Note how many lines hold the string "JSON" and give that number without any other words.

- - -

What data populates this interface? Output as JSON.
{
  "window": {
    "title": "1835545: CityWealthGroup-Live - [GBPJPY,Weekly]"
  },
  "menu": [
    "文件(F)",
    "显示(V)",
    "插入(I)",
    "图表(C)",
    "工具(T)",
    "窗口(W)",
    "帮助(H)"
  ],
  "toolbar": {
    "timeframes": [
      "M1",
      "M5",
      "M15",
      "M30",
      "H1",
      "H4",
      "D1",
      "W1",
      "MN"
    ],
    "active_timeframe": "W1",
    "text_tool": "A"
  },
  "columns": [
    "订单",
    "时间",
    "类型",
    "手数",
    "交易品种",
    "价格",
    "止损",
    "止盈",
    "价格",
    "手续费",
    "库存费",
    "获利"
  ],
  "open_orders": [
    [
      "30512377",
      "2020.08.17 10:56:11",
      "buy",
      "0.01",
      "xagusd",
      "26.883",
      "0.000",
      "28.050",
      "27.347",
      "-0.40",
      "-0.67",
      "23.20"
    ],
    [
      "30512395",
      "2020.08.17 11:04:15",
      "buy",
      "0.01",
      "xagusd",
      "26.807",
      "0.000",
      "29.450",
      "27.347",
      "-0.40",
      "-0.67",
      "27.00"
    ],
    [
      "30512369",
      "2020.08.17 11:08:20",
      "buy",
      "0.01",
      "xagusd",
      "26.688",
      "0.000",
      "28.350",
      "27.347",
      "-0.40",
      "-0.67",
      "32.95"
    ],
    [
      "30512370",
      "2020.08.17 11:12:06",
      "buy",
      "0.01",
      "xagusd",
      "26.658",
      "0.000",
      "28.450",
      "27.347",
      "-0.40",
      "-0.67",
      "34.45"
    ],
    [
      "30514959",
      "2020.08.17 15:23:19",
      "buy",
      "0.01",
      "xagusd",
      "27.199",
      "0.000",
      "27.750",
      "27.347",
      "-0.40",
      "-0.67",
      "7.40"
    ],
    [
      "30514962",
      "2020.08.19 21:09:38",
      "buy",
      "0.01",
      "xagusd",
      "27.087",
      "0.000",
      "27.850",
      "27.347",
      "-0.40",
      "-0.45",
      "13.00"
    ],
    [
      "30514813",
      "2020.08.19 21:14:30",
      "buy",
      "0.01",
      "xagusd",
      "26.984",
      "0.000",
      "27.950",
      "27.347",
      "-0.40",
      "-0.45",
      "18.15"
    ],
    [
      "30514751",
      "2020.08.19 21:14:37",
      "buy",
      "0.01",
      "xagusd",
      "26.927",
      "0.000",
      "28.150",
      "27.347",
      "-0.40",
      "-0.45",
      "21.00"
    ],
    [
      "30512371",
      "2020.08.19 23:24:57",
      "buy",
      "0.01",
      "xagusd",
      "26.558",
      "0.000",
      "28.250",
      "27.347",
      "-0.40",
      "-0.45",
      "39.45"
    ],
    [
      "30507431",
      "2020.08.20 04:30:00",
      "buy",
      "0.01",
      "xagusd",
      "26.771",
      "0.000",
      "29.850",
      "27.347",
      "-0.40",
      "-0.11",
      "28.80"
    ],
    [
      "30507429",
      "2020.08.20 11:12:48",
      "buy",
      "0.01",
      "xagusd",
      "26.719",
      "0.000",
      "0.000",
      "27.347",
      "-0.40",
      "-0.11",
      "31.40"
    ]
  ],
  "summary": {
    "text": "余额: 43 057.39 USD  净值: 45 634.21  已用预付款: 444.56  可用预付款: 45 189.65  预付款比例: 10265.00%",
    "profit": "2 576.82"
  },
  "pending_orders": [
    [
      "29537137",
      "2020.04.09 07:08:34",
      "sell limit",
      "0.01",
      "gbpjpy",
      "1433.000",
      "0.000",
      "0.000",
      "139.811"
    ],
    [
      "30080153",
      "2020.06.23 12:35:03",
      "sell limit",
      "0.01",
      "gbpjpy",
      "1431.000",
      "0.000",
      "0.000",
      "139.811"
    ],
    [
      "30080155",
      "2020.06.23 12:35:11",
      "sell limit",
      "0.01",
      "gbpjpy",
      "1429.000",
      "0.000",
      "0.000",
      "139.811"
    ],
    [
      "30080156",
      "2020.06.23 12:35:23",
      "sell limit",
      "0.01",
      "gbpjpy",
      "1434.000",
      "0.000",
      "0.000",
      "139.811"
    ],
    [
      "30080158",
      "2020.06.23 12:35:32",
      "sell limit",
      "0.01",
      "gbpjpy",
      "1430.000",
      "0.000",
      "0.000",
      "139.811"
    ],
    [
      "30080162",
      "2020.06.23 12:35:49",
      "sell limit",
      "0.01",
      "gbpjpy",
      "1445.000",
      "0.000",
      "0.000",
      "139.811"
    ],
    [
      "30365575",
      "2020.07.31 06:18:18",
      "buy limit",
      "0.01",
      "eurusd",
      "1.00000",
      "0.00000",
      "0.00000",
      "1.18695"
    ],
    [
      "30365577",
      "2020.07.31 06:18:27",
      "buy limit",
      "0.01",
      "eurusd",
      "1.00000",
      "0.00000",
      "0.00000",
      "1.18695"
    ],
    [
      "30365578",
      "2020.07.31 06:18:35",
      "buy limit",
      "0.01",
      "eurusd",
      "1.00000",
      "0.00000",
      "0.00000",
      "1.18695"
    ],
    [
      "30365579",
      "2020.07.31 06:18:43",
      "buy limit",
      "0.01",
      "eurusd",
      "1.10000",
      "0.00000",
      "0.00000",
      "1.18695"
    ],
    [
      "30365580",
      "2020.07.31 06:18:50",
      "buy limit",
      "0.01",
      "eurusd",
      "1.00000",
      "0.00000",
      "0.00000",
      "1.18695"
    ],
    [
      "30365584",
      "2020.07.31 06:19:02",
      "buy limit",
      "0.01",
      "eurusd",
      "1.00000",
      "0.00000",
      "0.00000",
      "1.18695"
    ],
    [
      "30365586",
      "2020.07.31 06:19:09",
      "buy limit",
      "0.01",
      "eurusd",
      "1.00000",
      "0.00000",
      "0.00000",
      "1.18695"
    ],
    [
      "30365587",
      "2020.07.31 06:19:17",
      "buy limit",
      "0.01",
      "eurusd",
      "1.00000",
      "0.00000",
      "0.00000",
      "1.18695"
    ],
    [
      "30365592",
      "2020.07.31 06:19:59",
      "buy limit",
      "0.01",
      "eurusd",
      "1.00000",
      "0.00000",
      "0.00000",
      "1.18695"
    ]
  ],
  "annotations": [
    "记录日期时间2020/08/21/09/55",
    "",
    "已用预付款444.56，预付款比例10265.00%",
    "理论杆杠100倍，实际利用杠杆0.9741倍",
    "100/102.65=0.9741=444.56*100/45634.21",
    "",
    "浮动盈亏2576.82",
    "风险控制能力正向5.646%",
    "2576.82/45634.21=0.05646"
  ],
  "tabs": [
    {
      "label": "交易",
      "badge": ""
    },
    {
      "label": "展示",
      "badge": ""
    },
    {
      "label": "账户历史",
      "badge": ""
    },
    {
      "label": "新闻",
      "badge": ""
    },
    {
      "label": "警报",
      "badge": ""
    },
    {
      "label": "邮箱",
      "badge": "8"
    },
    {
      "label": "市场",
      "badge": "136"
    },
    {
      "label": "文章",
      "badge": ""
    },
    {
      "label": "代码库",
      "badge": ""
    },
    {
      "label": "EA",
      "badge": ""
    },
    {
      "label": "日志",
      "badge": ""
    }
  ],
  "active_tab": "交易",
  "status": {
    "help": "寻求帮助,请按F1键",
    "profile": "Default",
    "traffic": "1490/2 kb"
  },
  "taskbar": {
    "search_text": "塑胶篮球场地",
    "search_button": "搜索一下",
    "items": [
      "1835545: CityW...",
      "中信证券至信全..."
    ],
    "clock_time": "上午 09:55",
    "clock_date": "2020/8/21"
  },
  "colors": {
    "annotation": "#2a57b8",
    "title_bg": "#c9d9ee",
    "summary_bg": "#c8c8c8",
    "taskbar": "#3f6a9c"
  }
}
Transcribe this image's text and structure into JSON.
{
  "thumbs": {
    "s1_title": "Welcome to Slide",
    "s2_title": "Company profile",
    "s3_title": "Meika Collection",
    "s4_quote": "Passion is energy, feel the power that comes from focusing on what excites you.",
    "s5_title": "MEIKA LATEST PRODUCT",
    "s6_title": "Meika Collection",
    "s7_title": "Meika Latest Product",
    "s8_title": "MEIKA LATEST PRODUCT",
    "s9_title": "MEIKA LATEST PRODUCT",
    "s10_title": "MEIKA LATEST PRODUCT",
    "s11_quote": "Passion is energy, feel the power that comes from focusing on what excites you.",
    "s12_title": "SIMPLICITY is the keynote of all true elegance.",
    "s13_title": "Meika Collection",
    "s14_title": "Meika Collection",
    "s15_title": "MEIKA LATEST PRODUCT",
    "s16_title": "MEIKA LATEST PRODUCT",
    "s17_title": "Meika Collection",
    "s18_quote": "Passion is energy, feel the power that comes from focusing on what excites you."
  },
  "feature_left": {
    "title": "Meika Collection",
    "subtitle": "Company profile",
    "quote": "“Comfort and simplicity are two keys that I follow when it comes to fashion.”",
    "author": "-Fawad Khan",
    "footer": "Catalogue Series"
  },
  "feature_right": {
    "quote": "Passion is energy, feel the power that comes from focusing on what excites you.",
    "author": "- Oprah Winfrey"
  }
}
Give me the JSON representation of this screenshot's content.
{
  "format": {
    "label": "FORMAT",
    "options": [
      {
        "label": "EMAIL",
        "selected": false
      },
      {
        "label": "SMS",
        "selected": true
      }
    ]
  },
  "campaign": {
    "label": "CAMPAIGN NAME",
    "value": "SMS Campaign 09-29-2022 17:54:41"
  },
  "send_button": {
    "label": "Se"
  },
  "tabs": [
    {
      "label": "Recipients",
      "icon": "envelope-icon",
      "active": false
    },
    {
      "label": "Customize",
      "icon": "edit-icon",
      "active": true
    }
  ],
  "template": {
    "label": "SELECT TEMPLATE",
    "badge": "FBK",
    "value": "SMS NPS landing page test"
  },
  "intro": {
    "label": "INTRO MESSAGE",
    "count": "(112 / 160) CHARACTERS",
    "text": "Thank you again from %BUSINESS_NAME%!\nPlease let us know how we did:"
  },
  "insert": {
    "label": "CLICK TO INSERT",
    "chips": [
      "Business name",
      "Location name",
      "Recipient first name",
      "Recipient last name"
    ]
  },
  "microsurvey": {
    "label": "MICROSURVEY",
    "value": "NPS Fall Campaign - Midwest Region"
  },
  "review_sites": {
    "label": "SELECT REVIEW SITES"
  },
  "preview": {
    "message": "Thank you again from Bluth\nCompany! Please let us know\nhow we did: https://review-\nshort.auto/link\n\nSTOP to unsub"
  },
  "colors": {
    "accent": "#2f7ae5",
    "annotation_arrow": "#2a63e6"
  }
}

- - -

> RESPONSE:
3